Dataset excerpt
+++++
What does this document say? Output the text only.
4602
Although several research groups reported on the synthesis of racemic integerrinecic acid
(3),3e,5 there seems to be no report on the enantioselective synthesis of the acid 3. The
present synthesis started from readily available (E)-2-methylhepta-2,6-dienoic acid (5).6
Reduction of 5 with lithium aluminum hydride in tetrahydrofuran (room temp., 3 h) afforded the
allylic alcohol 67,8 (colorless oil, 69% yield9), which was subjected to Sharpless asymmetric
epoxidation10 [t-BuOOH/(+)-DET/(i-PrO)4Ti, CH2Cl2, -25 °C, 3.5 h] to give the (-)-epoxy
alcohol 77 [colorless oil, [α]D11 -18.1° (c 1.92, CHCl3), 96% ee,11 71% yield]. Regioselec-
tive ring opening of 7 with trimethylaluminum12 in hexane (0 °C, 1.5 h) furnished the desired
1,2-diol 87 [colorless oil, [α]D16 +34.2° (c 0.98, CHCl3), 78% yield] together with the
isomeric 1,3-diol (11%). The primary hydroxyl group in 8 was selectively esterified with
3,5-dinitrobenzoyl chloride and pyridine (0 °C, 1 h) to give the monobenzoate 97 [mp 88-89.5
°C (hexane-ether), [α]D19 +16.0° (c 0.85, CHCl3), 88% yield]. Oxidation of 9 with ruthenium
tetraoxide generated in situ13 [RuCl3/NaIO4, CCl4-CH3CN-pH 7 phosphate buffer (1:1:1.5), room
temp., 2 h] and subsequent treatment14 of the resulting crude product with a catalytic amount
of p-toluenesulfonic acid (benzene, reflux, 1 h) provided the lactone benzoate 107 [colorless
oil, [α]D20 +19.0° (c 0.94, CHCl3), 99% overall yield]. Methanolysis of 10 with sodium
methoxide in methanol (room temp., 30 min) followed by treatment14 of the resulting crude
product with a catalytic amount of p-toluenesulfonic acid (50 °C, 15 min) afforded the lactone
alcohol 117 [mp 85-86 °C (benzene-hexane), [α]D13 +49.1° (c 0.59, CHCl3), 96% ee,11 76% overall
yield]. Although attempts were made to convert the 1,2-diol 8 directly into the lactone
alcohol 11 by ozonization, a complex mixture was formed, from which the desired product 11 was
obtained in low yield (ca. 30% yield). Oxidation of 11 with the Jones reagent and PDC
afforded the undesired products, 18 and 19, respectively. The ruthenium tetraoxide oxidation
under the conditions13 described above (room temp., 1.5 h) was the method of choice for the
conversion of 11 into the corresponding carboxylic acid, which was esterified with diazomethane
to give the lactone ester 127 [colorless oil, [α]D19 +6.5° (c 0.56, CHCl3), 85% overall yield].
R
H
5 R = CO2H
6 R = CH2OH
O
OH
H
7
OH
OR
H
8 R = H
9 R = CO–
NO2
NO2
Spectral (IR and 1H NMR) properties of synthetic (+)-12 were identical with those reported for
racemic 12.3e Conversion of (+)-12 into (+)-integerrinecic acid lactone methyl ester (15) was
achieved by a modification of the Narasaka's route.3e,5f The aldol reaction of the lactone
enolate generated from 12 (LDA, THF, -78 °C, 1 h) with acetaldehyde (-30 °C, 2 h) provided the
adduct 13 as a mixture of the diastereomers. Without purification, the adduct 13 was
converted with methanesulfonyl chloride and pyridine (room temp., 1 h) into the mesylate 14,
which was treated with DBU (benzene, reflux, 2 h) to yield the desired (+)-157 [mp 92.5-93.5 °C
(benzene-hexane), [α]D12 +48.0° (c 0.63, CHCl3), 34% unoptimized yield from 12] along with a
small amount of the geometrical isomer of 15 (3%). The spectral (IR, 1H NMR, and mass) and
+++++
◆ Instructions for the task
Search the entries for the word "provided" and copy every line that has it.

◆ Output of the exercise
of p-toluenesulfonic acid (benzene, reflux, 1 h) provided the lactone benzoate 107 [colorless
enolate generated from 12 (LDA, THF, -78 °C, 1 h) with acetaldehyde (-30 °C, 2 h) provided the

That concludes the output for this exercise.